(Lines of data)
◆ ◆ ◆

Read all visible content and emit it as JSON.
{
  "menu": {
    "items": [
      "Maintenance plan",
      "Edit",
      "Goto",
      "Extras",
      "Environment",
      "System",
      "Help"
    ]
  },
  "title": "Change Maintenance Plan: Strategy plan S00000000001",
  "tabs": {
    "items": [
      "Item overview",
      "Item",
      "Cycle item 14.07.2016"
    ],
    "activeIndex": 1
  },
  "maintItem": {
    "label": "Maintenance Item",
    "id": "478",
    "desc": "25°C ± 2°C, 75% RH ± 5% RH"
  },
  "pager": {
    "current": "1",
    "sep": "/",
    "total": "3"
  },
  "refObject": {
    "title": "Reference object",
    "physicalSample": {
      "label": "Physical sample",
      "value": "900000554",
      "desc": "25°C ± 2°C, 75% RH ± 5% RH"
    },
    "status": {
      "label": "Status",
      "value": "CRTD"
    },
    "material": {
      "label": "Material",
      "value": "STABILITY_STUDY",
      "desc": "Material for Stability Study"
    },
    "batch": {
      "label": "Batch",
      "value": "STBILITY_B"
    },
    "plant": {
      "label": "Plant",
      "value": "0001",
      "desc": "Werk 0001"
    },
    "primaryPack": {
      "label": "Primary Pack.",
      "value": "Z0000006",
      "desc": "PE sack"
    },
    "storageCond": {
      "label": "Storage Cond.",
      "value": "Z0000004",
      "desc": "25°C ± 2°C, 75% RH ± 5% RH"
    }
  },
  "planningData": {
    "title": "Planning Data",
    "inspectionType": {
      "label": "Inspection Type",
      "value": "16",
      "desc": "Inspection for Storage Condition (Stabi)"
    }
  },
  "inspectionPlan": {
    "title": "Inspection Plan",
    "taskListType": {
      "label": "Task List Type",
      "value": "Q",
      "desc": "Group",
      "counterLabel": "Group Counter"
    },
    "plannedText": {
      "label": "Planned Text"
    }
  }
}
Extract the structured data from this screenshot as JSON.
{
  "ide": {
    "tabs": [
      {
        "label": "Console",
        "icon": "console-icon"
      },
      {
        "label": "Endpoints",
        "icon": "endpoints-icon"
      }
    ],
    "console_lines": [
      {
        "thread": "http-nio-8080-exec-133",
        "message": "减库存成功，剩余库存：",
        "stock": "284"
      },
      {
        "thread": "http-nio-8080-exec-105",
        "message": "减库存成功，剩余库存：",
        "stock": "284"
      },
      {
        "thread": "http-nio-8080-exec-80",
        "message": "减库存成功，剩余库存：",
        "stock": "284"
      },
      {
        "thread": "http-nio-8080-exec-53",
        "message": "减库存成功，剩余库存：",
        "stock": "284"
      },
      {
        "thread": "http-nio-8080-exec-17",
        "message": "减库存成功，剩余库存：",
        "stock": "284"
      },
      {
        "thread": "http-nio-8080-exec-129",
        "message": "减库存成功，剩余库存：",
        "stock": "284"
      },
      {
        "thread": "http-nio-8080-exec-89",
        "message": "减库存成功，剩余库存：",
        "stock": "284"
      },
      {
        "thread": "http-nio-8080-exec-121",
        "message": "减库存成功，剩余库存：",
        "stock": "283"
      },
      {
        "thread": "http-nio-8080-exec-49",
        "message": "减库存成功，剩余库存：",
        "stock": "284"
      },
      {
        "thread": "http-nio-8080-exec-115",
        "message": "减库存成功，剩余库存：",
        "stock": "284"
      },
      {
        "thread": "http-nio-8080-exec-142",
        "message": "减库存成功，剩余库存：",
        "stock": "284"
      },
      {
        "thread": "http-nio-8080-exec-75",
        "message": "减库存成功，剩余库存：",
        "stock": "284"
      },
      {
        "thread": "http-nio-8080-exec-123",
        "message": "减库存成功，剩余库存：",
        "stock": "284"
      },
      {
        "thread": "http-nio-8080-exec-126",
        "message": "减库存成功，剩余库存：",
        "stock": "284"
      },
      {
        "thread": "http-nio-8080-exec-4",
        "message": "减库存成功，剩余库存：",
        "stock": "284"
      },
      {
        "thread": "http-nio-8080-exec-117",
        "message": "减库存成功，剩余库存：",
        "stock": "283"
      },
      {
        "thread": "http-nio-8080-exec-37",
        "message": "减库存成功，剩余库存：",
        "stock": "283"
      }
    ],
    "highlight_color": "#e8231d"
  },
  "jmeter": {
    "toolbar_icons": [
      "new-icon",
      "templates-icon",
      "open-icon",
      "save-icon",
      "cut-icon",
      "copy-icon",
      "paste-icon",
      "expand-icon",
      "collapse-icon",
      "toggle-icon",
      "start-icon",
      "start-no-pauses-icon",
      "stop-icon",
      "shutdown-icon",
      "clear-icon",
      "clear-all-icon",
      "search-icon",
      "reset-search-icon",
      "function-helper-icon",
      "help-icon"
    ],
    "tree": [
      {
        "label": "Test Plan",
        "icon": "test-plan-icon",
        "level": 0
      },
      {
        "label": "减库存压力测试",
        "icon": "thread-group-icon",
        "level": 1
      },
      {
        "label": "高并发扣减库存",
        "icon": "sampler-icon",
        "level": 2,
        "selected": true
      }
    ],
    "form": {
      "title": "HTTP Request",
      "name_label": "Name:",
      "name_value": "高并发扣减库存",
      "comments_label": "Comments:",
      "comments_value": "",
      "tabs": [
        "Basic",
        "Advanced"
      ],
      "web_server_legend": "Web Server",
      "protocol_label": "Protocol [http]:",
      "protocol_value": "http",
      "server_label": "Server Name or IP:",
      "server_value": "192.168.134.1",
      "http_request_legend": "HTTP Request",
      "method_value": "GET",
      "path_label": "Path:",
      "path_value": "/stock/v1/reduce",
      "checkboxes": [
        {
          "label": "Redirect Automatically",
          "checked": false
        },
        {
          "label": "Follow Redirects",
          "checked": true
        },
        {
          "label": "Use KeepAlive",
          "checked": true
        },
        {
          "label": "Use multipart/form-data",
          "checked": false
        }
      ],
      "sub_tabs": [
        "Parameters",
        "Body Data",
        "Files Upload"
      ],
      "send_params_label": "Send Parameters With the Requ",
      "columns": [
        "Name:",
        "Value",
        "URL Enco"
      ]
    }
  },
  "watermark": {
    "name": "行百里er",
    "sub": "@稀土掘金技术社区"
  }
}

◆ ◆ ◆

REQUIREMENT: From the listing above, copy every line that holds the string "Parameters".

ANSWER TO THE PROBLEM:
        "Parameters",
      "send_params_label": "Send Parameters With the Requ",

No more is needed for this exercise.